■ **Material supplied**
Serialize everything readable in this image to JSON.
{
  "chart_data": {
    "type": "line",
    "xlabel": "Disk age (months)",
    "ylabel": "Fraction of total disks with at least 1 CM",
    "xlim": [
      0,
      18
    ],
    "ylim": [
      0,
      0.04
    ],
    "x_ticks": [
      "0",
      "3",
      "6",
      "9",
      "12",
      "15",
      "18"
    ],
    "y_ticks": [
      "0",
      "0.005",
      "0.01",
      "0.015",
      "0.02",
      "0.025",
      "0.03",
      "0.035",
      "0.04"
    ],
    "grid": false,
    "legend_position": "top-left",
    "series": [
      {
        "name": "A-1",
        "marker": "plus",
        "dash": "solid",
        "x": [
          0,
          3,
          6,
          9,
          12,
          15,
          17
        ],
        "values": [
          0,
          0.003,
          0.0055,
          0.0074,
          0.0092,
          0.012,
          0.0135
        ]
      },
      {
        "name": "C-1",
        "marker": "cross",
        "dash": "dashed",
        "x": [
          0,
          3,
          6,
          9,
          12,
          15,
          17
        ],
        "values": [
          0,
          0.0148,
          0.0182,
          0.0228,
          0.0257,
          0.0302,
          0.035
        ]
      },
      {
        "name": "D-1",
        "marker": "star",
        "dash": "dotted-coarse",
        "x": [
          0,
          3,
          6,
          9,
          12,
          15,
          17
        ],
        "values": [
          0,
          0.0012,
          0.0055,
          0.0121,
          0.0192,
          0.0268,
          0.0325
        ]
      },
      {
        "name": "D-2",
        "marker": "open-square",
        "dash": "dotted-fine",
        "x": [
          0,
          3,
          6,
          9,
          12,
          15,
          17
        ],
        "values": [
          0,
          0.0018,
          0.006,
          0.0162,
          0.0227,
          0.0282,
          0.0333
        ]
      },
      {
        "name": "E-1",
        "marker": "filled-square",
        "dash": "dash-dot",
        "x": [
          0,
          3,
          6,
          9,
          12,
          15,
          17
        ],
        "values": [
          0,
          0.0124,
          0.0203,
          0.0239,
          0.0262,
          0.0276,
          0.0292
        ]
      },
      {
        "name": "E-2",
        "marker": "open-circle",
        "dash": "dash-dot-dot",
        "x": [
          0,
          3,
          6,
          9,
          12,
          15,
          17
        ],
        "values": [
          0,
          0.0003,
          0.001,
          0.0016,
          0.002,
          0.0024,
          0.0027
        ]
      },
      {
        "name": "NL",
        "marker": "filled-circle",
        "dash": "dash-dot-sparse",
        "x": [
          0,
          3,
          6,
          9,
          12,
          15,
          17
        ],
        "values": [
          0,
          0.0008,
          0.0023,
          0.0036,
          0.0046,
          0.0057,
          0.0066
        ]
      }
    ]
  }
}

■ **To do**
Go through the material line by line. Show each line that contains the string "circle".

■ **Answer below**
        "marker": "open-circle",
        "marker": "filled-circle",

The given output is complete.